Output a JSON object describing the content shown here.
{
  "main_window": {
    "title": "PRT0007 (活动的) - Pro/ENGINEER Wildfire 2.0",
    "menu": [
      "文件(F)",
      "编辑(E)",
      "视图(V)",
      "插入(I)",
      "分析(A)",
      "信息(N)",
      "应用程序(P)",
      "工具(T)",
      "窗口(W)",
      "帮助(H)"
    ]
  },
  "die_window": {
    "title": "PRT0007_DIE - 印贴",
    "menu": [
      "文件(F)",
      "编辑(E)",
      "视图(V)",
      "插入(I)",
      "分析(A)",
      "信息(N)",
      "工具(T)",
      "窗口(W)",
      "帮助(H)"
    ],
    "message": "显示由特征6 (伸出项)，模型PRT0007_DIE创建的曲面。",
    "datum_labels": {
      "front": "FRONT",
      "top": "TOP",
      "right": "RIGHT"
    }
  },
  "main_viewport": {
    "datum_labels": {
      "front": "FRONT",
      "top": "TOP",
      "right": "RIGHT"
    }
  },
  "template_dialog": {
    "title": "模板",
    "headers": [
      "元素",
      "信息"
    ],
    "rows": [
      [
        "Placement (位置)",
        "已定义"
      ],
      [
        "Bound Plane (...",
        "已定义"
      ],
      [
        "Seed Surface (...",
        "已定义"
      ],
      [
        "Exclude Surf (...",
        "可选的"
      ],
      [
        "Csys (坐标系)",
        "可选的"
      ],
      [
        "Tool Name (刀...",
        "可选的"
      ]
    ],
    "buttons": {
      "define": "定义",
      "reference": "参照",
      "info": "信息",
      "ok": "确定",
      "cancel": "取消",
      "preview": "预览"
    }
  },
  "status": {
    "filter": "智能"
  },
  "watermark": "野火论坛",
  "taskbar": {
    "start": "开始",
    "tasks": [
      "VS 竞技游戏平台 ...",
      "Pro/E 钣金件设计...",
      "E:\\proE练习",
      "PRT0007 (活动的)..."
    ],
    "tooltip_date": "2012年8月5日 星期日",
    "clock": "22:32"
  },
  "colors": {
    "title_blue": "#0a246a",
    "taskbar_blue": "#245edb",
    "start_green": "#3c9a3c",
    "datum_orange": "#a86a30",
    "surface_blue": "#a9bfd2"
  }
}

***

* _Problem details_: Copy out the data shown above without altering anything.

* _The reply_:
Output a JSON object describing the content shown here.
{
  "main_window": {
    "title": "PRT0007 (活动的) - Pro/ENGINEER Wildfire 2.0",
    "menu": [
      "文件(F)",
      "编辑(E)",
      "视图(V)",
      "插入(I)",
      "分析(A)",
      "信息(N)",
      "应用程序(P)",
      "工具(T)",
      "窗口(W)",
      "帮助(H)"
    ]
  },
  "die_window": {
    "title": "PRT0007_DIE - 印贴",
    "menu": [
      "文件(F)",
      "编辑(E)",
      "视图(V)",
      "插入(I)",
      "分析(A)",
      "信息(N)",
      "工具(T)",
      "窗口(W)",
      "帮助(H)"
    ],
    "message": "显示由特征6 (伸出项)，模型PRT0007_DIE创建的曲面。",
    "datum_labels": {
      "front": "FRONT",
      "top": "TOP",
      "right": "RIGHT"
    }
  },
  "main_viewport": {
    "datum_labels": {
      "front": "FRONT",
      "top": "TOP",
      "right": "RIGHT"
    }
  },
  "template_dialog": {
    "title": "模板",
    "headers": [
      "元素",
      "信息"
    ],
    "rows": [
      [
        "Placement (位置)",
        "已定义"
      ],
      [
        "Bound Plane (...",
        "已定义"
      ],
      [
        "Seed Surface (...",
        "已定义"
      ],
      [
        "Exclude Surf (...",
        "可选的"
      ],
      [
        "Csys (坐标系)",
        "可选的"
      ],
      [
        "Tool Name (刀...",
        "可选的"
      ]
    ],
    "buttons": {
      "define": "定义",
      "reference": "参照",
      "info": "信息",
      "ok": "确定",
      "cancel": "取消",
      "preview": "预览"
    }
  },
  "status": {
    "filter": "智能"
  },
  "watermark": "野火论坛",
  "taskbar": {
    "start": "开始",
    "tasks": [
      "VS 竞技游戏平台 ...",
      "Pro/E 钣金件设计...",
      "E:\\proE练习",
      "PRT0007 (活动的)..."
    ],
    "tooltip_date": "2012年8月5日 星期日",
    "clock": "22:32"
  },
  "colors": {
    "title_blue": "#0a246a",
    "taskbar_blue": "#245edb",
    "start_green": "#3c9a3c",
    "datum_orange": "#a86a30",
    "surface_blue": "#a9bfd2"
  }
}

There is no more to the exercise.